(Entries taken from a collection)
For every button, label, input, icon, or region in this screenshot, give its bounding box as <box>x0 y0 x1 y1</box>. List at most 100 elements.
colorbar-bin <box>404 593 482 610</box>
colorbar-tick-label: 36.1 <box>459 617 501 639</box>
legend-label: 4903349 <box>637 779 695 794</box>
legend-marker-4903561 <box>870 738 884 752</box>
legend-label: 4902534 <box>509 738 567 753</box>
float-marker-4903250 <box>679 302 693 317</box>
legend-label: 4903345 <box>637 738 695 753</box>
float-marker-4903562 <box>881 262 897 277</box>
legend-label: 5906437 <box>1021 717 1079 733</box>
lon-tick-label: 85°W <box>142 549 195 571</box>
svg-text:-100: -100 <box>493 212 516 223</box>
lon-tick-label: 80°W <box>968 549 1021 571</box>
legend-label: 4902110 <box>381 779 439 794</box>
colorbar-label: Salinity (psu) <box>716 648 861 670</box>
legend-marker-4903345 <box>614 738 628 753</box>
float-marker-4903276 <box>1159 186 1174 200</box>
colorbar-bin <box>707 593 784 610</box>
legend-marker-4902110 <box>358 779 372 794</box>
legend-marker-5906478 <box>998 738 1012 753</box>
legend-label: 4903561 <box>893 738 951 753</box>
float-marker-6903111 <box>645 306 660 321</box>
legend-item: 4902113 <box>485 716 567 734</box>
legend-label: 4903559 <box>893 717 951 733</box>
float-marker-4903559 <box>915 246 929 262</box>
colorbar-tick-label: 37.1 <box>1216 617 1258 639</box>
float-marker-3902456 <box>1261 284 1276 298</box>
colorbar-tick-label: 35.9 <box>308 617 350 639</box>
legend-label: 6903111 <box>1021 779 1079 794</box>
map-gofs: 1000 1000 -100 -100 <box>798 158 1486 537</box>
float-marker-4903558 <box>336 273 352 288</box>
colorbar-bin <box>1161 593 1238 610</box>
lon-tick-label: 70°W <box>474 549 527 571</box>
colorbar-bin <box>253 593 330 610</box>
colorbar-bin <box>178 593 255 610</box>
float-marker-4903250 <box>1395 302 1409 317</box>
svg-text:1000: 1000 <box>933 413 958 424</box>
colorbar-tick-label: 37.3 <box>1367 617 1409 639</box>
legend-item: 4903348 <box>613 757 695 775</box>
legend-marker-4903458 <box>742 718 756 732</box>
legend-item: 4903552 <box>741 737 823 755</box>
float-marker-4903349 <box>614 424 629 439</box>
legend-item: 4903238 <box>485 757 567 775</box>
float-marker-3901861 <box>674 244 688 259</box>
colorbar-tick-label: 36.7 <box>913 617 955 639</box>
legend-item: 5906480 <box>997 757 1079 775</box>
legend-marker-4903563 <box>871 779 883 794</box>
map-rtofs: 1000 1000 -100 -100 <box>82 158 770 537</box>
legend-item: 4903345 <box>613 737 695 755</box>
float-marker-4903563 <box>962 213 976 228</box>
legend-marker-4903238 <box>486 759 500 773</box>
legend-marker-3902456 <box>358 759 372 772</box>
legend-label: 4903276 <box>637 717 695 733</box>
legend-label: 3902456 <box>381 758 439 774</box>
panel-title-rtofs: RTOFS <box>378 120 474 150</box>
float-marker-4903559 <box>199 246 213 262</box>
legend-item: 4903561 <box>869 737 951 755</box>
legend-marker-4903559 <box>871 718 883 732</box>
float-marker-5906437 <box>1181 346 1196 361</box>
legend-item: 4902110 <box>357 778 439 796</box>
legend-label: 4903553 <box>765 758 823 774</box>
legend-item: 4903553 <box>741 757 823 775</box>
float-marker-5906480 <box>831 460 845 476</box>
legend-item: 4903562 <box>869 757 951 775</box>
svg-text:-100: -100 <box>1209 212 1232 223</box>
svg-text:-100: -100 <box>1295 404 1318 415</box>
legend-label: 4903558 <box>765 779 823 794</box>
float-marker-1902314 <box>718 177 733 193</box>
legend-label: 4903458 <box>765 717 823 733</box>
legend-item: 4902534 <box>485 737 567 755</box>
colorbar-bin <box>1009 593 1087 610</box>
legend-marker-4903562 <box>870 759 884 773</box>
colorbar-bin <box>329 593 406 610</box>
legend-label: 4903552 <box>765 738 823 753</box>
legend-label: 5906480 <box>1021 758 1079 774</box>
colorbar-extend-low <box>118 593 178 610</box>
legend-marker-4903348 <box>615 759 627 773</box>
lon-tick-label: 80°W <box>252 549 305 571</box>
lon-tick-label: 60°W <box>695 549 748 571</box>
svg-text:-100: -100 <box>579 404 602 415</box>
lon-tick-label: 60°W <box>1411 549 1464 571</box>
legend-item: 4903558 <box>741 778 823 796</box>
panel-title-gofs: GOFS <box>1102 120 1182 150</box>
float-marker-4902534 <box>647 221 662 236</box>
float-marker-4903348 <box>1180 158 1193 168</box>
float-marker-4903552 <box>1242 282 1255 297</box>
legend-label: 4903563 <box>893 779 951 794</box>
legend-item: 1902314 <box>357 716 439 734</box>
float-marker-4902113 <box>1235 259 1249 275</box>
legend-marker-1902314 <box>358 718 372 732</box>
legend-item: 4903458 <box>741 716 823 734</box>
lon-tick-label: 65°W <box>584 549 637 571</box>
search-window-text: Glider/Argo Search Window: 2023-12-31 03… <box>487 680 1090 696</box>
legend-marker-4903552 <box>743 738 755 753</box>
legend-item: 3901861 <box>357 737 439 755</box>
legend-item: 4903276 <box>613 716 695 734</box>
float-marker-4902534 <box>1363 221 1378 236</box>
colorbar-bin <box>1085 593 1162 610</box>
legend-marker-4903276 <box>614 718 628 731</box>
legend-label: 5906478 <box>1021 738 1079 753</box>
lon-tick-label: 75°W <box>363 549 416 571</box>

**Task requirements:**
Please write the lines of the records as a JSON list of strings, one string per line with blank lines omitted, from the start of the records through the line containing "colorbar-tick-label: 36.1 <box>459".

**The completed task:**
[
  "For every button, label, input, icon, or region in this screenshot, give its bounding box as <box>x0 y0 x1 y1</box>. List at most 100 elements.",
  "colorbar-bin <box>404 593 482 610</box>",
  "colorbar-tick-label: 36.1 <box>459 617 501 639</box>"
]